* EXERCISE: Find the lines that hold the word "Term" and return them.

* SUPPLIED ENTRIES:
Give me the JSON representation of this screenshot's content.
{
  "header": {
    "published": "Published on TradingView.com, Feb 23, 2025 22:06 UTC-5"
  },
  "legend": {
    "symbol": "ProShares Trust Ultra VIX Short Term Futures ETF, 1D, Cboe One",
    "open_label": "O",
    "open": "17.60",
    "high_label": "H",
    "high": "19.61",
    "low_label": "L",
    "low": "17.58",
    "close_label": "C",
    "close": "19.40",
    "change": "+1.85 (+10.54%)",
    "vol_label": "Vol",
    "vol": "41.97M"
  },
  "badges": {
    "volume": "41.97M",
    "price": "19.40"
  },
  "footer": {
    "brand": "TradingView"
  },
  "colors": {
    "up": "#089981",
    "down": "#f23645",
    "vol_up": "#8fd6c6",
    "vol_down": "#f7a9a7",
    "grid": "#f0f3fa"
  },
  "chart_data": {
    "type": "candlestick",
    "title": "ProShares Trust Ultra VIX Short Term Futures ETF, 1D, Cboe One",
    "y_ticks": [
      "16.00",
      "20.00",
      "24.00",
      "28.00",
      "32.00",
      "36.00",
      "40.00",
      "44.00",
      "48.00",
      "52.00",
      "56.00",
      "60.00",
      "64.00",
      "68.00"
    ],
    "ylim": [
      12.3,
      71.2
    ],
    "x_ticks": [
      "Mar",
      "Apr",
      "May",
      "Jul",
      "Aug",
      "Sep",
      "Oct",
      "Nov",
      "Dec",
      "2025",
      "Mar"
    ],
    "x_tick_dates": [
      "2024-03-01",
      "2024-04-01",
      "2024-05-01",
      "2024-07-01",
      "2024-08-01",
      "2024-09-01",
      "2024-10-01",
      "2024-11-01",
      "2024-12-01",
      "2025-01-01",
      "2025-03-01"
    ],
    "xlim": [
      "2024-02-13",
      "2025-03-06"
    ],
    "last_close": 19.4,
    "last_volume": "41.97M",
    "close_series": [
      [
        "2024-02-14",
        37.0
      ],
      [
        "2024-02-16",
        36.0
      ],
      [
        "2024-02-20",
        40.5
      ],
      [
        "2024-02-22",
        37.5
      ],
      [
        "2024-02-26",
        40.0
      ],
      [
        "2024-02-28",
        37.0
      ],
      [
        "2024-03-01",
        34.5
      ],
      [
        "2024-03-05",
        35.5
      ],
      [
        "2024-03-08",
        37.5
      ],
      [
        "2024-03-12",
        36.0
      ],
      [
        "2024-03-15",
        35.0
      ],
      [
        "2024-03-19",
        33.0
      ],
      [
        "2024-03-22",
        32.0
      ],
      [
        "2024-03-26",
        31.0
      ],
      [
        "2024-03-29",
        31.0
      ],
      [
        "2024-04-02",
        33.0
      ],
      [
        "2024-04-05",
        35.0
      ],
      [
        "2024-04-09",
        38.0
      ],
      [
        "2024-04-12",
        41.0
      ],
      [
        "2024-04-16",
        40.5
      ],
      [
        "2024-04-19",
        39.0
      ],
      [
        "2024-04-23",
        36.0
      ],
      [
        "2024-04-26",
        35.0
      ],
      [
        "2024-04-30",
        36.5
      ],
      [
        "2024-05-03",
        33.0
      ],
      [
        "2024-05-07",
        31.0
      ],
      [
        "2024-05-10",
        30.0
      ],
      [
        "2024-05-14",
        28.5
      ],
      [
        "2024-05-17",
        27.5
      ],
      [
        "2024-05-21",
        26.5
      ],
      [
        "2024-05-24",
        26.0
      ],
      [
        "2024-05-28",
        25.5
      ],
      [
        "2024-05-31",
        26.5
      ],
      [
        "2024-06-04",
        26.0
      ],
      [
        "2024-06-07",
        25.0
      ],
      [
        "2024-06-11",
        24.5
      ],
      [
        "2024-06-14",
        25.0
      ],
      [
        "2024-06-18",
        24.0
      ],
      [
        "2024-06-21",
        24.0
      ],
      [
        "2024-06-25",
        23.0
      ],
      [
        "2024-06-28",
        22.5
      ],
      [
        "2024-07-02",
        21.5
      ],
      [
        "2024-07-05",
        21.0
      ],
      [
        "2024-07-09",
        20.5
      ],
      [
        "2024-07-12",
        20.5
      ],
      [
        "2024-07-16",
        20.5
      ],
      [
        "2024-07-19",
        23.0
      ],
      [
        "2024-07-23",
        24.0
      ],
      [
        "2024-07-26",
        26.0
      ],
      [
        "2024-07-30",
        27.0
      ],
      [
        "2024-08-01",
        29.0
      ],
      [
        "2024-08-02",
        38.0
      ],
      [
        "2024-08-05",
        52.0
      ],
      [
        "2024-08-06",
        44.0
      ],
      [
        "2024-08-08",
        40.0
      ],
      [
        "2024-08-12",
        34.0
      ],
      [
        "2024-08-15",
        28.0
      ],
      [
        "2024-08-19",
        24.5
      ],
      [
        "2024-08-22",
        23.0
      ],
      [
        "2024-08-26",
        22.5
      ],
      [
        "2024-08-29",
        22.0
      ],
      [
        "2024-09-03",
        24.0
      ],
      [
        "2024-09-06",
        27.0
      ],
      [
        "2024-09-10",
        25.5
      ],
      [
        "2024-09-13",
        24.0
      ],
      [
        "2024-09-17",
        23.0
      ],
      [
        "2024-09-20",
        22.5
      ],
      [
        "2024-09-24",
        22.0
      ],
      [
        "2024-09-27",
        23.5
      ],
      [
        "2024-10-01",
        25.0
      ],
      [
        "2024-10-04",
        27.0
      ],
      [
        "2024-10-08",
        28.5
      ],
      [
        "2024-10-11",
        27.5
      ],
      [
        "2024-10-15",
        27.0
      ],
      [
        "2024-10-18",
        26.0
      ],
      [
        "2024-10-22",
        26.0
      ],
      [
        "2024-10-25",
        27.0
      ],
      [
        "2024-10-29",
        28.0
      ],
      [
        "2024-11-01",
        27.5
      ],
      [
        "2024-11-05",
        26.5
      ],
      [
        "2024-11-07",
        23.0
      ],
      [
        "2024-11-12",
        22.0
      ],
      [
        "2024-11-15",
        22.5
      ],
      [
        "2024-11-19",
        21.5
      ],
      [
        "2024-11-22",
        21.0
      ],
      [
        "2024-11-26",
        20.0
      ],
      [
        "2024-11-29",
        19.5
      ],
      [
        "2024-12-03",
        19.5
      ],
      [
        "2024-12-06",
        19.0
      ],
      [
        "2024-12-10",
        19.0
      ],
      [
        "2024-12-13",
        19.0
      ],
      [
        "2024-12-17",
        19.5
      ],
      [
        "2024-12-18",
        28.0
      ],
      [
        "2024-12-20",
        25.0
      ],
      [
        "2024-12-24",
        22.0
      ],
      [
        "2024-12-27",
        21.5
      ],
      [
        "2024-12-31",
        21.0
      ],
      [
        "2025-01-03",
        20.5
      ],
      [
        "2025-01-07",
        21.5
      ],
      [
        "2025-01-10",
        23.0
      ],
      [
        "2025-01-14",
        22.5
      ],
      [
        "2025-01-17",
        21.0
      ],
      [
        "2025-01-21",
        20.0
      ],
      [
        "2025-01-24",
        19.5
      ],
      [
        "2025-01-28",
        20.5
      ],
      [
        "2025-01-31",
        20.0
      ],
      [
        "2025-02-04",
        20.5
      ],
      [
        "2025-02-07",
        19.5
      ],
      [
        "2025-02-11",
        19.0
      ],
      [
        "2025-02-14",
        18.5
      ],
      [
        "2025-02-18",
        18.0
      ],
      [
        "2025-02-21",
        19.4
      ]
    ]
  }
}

* FULL SOLUTION:
    "symbol": "ProShares Trust Ultra VIX Short Term Futures ETF, 1D, Cboe One",
    "title": "ProShares Trust Ultra VIX Short Term Futures ETF, 1D, Cboe One",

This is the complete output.